**Goal:** Copy every line from the data below in which the string "ŚRODKI" can be found.

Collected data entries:

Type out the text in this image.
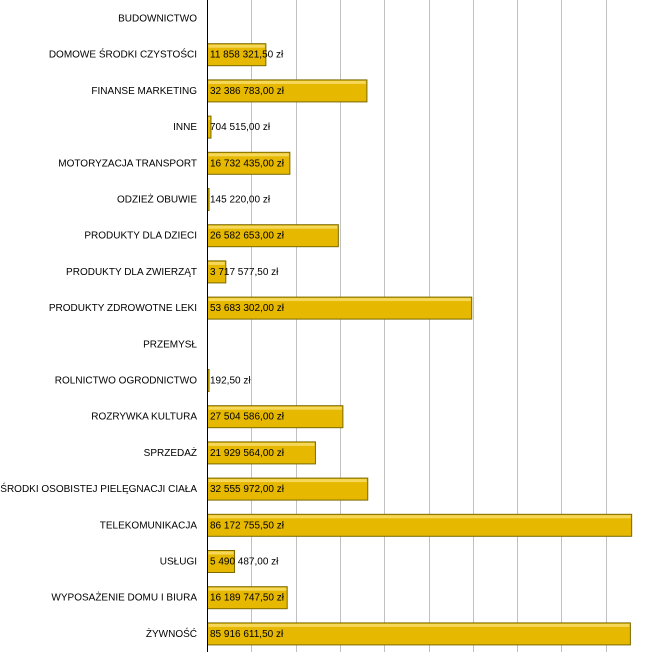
BUDOWNICTWO
DOMOWE ŚRODKI CZYSTOŚCI 11 858 321,50 zł
FINANSE MARKETING 32 386 783,00 zł
INNE 704 515,00 zł
MOTORYZACJA TRANSPORT 16 732 435,00 zł
ODZIEŻ OBUWIE 145 220,00 zł
PRODUKTY DLA DZIECI 26 582 653,00 zł
PRODUKTY DLA ZWIERZĄT 3 717 577,50 zł
PRODUKTY ZDROWOTNE LEKI 53 683 302,00 zł
PRZEMYSŁ
ROLNICTWO OGRODNICTWO 192,50 zł
ROZRYWKA KULTURA 27 504 586,00 zł
SPRZEDAŻ 21 929 564,00 zł
ŚRODKI OSOBISTEJ PIELĘGNACJI CIAŁA 32 555 972,00 zł
TELEKOMUNIKACJA 86 172 755,50 zł
USŁUGI 5 490 487,00 zł
WYPOSAŻENIE DOMU I BIURA 16 189 747,50 zł
ŻYWNOŚĆ 85 916 611,50 zł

**Solution for this task:**
DOMOWE ŚRODKI CZYSTOŚCI 11 858 321,50 zł
ŚRODKI OSOBISTEJ PIELĘGNACJI CIAŁA 32 555 972,00 zł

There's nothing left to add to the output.